• _YOUR OBJECTIVE_: Comb through the entries for "pkaning" and pull out each line that holds it.

• _RECORDS SHOWN_:
[Begin]

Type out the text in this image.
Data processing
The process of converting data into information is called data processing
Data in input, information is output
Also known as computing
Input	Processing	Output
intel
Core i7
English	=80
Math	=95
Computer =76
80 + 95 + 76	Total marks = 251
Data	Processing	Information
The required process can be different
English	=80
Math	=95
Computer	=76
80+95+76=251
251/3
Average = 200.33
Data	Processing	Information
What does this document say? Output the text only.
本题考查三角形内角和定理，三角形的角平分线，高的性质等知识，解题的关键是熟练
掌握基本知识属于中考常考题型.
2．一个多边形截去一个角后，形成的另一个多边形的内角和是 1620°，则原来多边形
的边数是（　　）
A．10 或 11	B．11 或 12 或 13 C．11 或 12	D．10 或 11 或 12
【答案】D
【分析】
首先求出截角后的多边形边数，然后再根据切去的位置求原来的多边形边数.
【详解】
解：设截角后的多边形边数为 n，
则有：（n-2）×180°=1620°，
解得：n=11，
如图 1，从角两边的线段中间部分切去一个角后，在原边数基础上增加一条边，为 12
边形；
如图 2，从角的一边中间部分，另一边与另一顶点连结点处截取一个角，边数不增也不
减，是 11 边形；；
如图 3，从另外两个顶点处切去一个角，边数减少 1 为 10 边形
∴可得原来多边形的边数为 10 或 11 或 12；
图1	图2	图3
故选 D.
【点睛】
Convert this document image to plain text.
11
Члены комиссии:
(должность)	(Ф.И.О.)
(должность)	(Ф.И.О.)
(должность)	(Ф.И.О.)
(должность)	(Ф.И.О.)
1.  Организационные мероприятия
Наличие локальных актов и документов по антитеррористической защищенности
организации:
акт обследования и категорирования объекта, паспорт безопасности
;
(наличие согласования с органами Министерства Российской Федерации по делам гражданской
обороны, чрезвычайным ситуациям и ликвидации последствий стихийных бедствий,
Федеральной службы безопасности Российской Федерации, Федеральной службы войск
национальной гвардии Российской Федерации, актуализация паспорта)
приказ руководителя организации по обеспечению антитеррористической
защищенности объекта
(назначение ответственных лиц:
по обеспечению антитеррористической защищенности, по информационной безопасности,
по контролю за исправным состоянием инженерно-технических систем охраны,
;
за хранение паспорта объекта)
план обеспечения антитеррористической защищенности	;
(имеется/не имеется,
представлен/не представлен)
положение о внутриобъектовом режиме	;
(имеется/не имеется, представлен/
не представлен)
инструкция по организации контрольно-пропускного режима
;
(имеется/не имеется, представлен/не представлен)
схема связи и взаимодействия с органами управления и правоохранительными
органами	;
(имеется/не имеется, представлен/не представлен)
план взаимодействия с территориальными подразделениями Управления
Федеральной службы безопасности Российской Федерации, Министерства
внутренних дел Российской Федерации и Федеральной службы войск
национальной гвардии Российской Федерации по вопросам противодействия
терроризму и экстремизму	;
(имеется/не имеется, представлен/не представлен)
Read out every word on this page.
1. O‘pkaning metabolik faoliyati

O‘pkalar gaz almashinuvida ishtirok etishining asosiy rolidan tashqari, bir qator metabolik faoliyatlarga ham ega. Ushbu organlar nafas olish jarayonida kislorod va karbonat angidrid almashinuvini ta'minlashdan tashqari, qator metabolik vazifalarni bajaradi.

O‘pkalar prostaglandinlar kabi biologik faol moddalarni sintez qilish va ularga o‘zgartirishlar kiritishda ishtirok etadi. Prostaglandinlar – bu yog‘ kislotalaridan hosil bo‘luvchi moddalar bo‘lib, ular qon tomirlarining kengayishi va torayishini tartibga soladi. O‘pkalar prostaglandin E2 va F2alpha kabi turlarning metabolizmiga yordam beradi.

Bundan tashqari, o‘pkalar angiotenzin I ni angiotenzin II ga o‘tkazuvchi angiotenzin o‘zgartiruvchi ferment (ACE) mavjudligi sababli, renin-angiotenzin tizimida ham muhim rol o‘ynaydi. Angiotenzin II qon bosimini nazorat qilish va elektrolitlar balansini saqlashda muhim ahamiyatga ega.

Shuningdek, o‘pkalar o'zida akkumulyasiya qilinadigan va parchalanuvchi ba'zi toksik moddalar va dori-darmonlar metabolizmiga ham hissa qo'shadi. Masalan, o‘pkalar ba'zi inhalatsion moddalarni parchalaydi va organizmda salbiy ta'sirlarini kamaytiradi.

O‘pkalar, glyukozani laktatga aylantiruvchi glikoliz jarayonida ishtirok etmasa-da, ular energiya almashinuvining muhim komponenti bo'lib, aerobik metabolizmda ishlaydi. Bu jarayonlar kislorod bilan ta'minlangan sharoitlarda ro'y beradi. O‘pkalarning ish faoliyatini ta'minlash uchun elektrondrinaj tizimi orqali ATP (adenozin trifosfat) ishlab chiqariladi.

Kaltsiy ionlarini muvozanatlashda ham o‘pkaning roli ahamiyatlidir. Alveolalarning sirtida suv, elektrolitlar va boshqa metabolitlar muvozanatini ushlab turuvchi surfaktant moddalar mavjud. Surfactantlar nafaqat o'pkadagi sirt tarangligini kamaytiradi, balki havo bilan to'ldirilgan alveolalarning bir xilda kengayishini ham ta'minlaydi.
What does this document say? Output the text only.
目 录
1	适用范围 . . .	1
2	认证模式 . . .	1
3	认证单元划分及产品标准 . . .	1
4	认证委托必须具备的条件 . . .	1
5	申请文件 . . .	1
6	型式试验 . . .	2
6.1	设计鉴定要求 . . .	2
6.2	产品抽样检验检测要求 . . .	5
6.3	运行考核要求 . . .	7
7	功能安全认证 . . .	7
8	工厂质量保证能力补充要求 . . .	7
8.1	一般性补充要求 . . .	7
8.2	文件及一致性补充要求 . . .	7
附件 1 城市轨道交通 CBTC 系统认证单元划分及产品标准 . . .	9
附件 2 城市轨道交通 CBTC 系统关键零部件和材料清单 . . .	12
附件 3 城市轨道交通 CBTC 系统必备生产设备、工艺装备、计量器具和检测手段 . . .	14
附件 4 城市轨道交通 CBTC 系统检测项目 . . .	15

[End]

• _RESULT FOR THIS EXERCISE_:
1. O‘pkaning metabolik faoliyati
Kaltsiy ionlarini muvozanatlashda ham o‘pkaning roli ahamiyatlidir. Alveolalarning sirtida suv, elektrolitlar va boshqa metabolitlar muvozanatini ushlab turuvchi surfaktant moddalar mavjud. Surfactantlar nafaqat o'pkadagi sirt tarangligini kamaytiradi, balki havo bilan to'ldirilgan alveolalarning bir xilda kengayishini ham ta'minlaydi.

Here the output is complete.